EXERCISE DIRECTIONS -> Search the data for the word "domain" and copy every line where it occurs.

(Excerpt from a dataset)
-----
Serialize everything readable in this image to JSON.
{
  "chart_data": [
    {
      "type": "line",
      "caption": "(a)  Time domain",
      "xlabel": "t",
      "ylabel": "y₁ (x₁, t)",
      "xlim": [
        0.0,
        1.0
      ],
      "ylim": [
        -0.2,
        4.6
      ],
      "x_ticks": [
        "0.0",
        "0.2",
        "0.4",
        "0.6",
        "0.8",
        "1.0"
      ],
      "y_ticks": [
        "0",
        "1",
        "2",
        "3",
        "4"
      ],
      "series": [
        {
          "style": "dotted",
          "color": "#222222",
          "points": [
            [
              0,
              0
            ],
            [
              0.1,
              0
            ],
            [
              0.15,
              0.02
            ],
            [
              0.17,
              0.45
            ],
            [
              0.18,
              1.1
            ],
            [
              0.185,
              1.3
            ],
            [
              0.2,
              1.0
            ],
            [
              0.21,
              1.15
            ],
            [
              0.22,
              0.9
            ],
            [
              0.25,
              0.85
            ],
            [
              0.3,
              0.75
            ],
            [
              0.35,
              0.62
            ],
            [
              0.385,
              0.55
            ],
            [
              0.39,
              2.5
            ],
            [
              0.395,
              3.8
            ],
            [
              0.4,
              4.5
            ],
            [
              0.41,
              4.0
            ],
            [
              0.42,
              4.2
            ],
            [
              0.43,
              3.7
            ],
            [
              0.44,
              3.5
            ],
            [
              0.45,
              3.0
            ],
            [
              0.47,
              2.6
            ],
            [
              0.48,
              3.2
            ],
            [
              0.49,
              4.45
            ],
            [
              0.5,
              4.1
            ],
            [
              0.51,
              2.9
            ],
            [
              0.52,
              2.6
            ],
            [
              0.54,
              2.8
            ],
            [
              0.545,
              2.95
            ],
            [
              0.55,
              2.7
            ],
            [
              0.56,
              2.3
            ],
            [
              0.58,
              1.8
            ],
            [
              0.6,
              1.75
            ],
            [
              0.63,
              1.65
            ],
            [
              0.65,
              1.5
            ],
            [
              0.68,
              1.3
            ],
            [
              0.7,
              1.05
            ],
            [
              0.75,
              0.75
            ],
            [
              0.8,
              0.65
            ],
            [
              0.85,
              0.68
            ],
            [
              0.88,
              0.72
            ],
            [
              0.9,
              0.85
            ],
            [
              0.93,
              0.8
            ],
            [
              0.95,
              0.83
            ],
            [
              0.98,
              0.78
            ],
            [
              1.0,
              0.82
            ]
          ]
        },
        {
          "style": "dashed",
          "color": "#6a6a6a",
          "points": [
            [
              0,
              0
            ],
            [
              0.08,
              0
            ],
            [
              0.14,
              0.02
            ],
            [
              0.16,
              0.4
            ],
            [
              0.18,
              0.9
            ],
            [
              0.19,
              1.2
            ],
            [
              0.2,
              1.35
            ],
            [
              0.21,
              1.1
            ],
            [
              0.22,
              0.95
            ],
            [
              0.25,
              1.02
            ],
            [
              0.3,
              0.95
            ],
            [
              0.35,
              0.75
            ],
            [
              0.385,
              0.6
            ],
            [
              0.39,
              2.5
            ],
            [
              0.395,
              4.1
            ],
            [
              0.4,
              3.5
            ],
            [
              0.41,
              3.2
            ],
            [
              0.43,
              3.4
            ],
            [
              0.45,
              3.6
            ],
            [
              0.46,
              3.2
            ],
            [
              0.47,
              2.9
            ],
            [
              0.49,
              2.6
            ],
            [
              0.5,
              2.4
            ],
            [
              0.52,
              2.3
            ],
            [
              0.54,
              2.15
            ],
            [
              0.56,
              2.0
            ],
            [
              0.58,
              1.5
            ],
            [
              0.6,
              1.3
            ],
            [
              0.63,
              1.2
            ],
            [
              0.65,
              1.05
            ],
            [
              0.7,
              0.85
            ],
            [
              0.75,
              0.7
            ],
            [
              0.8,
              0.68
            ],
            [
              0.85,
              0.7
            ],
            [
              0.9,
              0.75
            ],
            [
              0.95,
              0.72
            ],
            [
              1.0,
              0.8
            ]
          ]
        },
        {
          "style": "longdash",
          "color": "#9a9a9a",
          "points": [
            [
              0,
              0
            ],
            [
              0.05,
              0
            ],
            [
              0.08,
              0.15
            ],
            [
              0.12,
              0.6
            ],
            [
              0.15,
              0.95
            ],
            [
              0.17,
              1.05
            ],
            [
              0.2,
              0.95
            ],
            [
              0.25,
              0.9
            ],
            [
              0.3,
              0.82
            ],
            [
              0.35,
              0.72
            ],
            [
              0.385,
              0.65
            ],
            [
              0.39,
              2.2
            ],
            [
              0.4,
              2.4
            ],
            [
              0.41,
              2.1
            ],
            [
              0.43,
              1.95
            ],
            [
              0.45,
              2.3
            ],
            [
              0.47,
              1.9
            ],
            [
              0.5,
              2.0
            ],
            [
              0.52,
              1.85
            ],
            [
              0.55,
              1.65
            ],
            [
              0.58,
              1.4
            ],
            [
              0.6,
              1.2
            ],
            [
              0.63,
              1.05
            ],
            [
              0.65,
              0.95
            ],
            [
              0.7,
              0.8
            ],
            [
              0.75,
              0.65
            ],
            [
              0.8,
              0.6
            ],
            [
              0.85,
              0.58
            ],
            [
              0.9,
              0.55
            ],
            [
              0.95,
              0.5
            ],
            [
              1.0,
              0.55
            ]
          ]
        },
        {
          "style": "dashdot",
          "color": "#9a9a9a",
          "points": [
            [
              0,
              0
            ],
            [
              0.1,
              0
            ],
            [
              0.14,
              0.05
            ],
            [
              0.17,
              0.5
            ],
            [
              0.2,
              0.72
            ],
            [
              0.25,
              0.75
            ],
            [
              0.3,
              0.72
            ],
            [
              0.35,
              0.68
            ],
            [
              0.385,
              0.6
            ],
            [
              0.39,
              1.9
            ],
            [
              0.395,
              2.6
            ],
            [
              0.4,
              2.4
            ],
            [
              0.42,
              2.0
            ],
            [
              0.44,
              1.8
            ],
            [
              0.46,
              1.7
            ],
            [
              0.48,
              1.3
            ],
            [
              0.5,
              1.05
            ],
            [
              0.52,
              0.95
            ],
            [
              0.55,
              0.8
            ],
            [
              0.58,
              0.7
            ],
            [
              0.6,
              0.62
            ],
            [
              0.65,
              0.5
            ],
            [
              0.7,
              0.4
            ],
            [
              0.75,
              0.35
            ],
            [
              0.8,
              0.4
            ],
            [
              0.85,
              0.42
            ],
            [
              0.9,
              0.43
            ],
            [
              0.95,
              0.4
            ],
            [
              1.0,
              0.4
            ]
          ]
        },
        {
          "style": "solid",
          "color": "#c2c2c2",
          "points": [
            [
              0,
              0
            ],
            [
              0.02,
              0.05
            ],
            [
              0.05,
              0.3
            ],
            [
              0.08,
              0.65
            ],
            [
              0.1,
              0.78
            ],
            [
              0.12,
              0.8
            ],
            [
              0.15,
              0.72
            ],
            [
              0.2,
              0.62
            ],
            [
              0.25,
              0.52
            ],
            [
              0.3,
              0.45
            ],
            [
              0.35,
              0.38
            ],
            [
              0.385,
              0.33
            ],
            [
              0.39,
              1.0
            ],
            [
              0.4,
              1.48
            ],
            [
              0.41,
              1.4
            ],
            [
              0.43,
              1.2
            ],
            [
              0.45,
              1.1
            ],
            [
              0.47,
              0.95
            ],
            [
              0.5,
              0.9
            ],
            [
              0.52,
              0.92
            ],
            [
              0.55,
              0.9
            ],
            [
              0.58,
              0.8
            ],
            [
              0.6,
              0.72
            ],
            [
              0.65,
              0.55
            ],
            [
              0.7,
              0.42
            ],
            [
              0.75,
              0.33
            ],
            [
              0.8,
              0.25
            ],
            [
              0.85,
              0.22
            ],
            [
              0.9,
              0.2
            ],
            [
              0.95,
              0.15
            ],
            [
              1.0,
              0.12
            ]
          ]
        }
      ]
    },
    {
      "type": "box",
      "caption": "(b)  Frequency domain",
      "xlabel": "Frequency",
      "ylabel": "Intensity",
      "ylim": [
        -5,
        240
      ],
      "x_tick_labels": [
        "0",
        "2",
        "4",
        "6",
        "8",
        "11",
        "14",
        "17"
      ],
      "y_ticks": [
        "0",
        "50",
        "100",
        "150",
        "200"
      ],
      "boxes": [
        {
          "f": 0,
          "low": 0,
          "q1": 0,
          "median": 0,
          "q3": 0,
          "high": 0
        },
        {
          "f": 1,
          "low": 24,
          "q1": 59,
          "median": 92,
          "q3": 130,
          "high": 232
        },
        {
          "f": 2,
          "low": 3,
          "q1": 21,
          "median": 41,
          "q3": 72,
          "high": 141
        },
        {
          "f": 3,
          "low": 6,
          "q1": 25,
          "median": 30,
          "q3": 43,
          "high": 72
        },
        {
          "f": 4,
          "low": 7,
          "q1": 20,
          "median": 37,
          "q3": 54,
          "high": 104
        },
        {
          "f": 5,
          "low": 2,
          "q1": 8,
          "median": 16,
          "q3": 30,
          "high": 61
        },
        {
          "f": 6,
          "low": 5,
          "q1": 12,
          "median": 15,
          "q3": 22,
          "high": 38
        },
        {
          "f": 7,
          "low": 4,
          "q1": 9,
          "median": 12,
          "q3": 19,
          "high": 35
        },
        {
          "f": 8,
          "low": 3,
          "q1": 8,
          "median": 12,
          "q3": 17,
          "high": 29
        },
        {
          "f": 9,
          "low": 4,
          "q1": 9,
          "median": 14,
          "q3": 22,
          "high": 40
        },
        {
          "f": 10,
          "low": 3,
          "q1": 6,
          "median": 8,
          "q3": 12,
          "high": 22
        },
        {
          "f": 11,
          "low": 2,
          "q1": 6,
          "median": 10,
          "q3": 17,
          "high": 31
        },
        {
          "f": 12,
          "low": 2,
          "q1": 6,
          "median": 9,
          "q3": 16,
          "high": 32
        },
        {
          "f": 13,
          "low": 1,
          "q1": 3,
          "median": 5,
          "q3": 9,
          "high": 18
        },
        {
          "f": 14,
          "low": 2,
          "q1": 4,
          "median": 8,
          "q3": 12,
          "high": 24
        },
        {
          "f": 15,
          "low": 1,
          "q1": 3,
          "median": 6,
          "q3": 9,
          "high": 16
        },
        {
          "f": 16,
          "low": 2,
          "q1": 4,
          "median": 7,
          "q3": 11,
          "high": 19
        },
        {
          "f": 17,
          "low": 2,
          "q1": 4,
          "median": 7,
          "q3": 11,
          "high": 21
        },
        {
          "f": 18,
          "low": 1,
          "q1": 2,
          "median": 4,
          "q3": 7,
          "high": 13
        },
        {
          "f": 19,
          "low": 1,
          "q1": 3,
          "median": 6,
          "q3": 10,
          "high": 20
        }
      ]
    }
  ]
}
-----
COMPLETE OUTPUT ->
      "caption": "(a)  Time domain",
      "caption": "(b)  Frequency domain",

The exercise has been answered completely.